- GIVEN DATA:
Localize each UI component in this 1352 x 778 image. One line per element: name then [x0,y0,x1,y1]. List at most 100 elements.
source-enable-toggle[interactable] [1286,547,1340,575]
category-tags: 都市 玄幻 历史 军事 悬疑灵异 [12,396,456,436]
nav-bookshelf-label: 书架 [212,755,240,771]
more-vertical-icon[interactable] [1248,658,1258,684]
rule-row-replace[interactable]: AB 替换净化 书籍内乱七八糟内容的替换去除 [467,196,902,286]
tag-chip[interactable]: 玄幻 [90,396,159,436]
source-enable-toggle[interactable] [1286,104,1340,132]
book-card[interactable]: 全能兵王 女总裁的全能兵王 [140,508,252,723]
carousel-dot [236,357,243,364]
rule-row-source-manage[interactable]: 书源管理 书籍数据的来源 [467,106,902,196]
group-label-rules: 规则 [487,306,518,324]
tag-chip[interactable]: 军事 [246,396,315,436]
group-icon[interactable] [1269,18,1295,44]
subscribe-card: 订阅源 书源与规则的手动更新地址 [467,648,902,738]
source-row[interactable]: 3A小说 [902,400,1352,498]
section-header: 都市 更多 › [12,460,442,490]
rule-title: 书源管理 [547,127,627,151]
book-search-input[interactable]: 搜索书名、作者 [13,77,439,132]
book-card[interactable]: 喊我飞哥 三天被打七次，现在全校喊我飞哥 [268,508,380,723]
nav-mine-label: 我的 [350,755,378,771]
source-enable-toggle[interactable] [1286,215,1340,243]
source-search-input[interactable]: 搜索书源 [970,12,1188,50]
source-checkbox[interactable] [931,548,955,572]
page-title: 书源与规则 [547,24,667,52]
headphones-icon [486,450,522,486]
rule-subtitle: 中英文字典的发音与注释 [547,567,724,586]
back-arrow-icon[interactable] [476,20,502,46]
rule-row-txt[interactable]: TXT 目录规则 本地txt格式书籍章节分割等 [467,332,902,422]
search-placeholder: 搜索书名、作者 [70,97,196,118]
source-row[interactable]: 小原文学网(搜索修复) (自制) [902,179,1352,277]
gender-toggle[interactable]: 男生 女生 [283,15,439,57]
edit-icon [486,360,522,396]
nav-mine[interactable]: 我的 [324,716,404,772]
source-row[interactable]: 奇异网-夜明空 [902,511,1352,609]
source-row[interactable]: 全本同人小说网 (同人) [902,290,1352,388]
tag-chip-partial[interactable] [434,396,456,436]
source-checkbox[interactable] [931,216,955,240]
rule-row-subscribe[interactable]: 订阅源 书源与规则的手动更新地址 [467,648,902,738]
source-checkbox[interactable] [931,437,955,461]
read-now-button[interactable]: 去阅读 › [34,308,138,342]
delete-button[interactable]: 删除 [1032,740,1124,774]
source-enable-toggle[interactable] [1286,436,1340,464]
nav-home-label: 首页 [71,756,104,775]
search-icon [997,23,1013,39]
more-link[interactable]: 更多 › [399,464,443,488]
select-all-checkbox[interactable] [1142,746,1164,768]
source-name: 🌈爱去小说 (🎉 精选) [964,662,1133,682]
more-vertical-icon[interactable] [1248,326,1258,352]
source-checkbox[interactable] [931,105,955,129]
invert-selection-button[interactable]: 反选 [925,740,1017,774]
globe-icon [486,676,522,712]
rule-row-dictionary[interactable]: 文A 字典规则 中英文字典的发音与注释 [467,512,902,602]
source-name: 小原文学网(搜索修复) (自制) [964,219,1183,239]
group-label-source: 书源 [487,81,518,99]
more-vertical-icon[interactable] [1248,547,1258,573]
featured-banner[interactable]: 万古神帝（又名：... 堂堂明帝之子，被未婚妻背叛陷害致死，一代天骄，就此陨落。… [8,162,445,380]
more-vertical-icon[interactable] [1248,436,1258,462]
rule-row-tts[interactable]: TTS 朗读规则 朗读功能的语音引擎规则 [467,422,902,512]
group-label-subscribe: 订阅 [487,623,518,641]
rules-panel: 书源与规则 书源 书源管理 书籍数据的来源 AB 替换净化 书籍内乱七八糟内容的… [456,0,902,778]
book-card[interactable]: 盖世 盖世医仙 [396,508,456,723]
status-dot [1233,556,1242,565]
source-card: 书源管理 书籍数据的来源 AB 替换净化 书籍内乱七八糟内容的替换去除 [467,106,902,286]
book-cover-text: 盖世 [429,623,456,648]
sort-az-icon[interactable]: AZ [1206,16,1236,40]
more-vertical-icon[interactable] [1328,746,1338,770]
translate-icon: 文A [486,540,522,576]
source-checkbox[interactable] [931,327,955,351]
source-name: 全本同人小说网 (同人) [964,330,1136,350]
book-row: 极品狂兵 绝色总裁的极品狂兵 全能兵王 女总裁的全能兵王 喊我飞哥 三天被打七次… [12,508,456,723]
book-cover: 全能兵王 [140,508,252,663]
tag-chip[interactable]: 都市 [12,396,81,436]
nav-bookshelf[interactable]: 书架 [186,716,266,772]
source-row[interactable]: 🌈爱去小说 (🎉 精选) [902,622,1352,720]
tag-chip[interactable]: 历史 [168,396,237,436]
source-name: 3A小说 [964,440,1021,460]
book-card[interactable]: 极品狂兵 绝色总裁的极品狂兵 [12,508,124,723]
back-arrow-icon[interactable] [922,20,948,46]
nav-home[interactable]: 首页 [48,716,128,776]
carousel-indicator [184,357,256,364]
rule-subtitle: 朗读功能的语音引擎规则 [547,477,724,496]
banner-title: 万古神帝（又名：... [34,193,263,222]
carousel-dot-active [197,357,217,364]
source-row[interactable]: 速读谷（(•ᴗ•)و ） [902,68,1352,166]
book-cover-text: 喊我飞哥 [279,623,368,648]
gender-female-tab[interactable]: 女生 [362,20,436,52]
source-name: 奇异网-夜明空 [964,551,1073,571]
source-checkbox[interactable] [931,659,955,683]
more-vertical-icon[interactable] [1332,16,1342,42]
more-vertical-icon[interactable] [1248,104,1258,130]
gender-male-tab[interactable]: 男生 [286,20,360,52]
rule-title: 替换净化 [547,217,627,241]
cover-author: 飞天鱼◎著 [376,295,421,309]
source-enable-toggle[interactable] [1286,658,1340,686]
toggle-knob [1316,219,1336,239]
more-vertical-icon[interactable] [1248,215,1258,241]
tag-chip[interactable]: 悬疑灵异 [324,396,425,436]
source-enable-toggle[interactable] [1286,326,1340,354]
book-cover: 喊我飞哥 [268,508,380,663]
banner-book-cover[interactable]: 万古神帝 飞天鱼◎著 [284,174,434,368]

- WHAT THE TASK REQUIRES:
Convert the data above into a Markdown table with the columns Row and Line, with one row per line of the data and blank lines omitted.

- THE ANSWER:
| Row | Line |
|---|---|
| 1 | Localize each UI component in this 1352 x 778 image. One line per element: name then [x0,y0,x1,y1]. List at most 100 elements. |
| 2 | source-enable-toggle[interactable] [1286,547,1340,575] |
| 3 | category-tags: 都市 玄幻 历史 军事 悬疑灵异 [12,396,456,436] |
| 4 | nav-bookshelf-label: 书架 [212,755,240,771] |
| 5 | more-vertical-icon[interactable] [1248,658,1258,684] |
| 6 | rule-row-replace[interactable]: AB 替换净化 书籍内乱七八糟内容的替换去除 [467,196,902,286] |
| 7 | tag-chip[interactable]: 玄幻 [90,396,159,436] |
| 8 | source-enable-toggle[interactable] [1286,104,1340,132] |
| 9 | book-card[interactable]: 全能兵王 女总裁的全能兵王 [140,508,252,723] |
| 10 | carousel-dot [236,357,243,364] |
| 11 | rule-row-source-manage[interactable]: 书源管理 书籍数据的来源 [467,106,902,196] |
| 12 | group-label-rules: 规则 [487,306,518,324] |
| 13 | tag-chip[interactable]: 军事 [246,396,315,436] |
| 14 | group-icon[interactable] [1269,18,1295,44] |
| 15 | subscribe-card: 订阅源 书源与规则的手动更新地址 [467,648,902,738] |
| 16 | source-row[interactable]: 3A小说 [902,400,1352,498] |
| 17 | section-header: 都市 更多 › [12,460,442,490] |
| 18 | rule-title: 书源管理 [547,127,627,151] |
| 19 | book-search-input[interactable]: 搜索书名、作者 [13,77,439,132] |
| 20 | book-card[interactable]: 喊我飞哥 三天被打七次，现在全校喊我飞哥 [268,508,380,723] |
| 21 | nav-mine-label: 我的 [350,755,378,771] |
| 22 | source-enable-toggle[interactable] [1286,215,1340,243] |
| 23 | source-search-input[interactable]: 搜索书源 [970,12,1188,50] |
| 24 | source-checkbox[interactable] [931,548,955,572] |
| 25 | page-title: 书源与规则 [547,24,667,52] |
| 26 | headphones-icon [486,450,522,486] |
| 27 | rule-subtitle: 中英文字典的发音与注释 [547,567,724,586] |
| 28 | back-arrow-icon[interactable] [476,20,502,46] |
| 29 | rule-row-txt[interactable]: TXT 目录规则 本地txt格式书籍章节分割等 [467,332,902,422] |
| 30 | search-placeholder: 搜索书名、作者 [70,97,196,118] |
| 31 | source-row[interactable]: 小原文学网(搜索修复) (自制) [902,179,1352,277] |
| 32 | gender-toggle[interactable]: 男生 女生 [283,15,439,57] |
| 33 | edit-icon [486,360,522,396] |
| 34 | nav-mine[interactable]: 我的 [324,716,404,772] |
| 35 | source-row[interactable]: 奇异网-夜明空 [902,511,1352,609] |
| 36 | source-row[interactable]: 全本同人小说网 (同人) [902,290,1352,388] |
| 37 | tag-chip-partial[interactable] [434,396,456,436] |
| 38 | source-checkbox[interactable] [931,216,955,240] |
| 39 | rule-row-subscribe[interactable]: 订阅源 书源与规则的手动更新地址 [467,648,902,738] |
| 40 | source-checkbox[interactable] [931,437,955,461] |
| 41 | read-now-button[interactable]: 去阅读 › [34,308,138,342] |
| 42 | delete-button[interactable]: 删除 [1032,740,1124,774] |
| 43 | source-enable-toggle[interactable] [1286,436,1340,464] |
| 44 | nav-home-label: 首页 [71,756,104,775] |
| 45 | search-icon [997,23,1013,39] |
| 46 | more-link[interactable]: 更多 › [399,464,443,488] |
| 47 | select-all-checkbox[interactable] [1142,746,1164,768] |
| 48 | source-name: 🌈爱去小说 (🎉 精选) [964,662,1133,682] |
| 49 | more-vertical-icon[interactable] [1248,326,1258,352] |
| 50 | source-checkbox[interactable] [931,105,955,129] |
| 51 | invert-selection-button[interactable]: 反选 [925,740,1017,774] |
| 52 | globe-icon [486,676,522,712] |
| 53 | rule-row-dictionary[interactable]: 文A 字典规则 中英文字典的发音与注释 [467,512,902,602] |
| 54 | source-name: 小原文学网(搜索修复) (自制) [964,219,1183,239] |
| 55 | group-label-source: 书源 [487,81,518,99] |
| 56 | more-vertical-icon[interactable] [1248,547,1258,573] |
| 57 | featured-banner[interactable]: 万古神帝（又名：... 堂堂明帝之子，被未婚妻背叛陷害致死，一代天骄，就此陨落。… [8,162,445,380] |
| 58 | more-vertical-icon[interactable] [1248,436,1258,462] |
| 59 | rule-row-tts[interactable]: TTS 朗读规则 朗读功能的语音引擎规则 [467,422,902,512] |
| 60 | group-label-subscribe: 订阅 [487,623,518,641] |
| 61 | rules-panel: 书源与规则 书源 书源管理 书籍数据的来源 AB 替换净化 书籍内乱七八糟内容的… [456,0,902,778] |
| 62 | book-card[interactable]: 盖世 盖世医仙 [396,508,456,723] |
| 63 | status-dot [1233,556,1242,565] |
| 64 | source-card: 书源管理 书籍数据的来源 AB 替换净化 书籍内乱七八糟内容的替换去除 [467,106,902,286] |
| 65 | book-cover-text: 盖世 [429,623,456,648] |
| 66 | sort-az-icon[interactable]: AZ [1206,16,1236,40] |
| 67 | more-vertical-icon[interactable] [1328,746,1338,770] |
| 68 | translate-icon: 文A [486,540,522,576] |
| 69 | source-checkbox[interactable] [931,327,955,351] |
| 70 | source-name: 全本同人小说网 (同人) [964,330,1136,350] |
| 71 | book-row: 极品狂兵 绝色总裁的极品狂兵 全能兵王 女总裁的全能兵王 喊我飞哥 三天被打七次… [12,508,456,723] |
| 72 | book-cover: 全能兵王 [140,508,252,663] |
| 73 | tag-chip[interactable]: 都市 [12,396,81,436] |
| 74 | nav-bookshelf[interactable]: 书架 [186,716,266,772] |
| 75 | source-row[interactable]: 🌈爱去小说 (🎉 精选) [902,622,1352,720] |
| 76 | tag-chip[interactable]: 历史 [168,396,237,436] |
| 77 | source-name: 3A小说 [964,440,1021,460] |
| 78 | book-card[interactable]: 极品狂兵 绝色总裁的极品狂兵 [12,508,124,723] |
| 79 | back-arrow-icon[interactable] [922,20,948,46] |
| 80 | nav-home[interactable]: 首页 [48,716,128,776] |
| 81 | carousel-indicator [184,357,256,364] |
| 82 | rule-subtitle: 朗读功能的语音引擎规则 [547,477,724,496] |
| 83 | banner-title: 万古神帝（又名：... [34,193,263,222] |
| 84 | carousel-dot-active [197,357,217,364] |
| 85 | source-row[interactable]: 速读谷（(•ᴗ•)و ） [902,68,1352,166] |
| 86 | book-cover-text: 喊我飞哥 [279,623,368,648] |
| 87 | gender-female-tab[interactable]: 女生 [362,20,436,52] |
| 88 | source-name: 奇异网-夜明空 [964,551,1073,571] |
| 89 | source-checkbox[interactable] [931,659,955,683] |
| 90 | more-vertical-icon[interactable] [1332,16,1342,42] |
| 91 | more-vertical-icon[interactable] [1248,104,1258,130] |
| 92 | gender-male-tab[interactable]: 男生 [286,20,360,52] |
| 93 | rule-title: 替换净化 [547,217,627,241] |
| 94 | cover-author: 飞天鱼◎著 [376,295,421,309] |
| 95 | source-enable-toggle[interactable] [1286,658,1340,686] |
| 96 | toggle-knob [1316,219,1336,239] |
| 97 | more-vertical-icon[interactable] [1248,215,1258,241] |
| 98 | tag-chip[interactable]: 悬疑灵异 [324,396,425,436] |
| 99 | source-enable-toggle[interactable] [1286,326,1340,354] |
| 100 | book-cover: 喊我飞哥 [268,508,380,663] |
| 101 | banner-book-cover[interactable]: 万古神帝 飞天鱼◎著 [284,174,434,368] |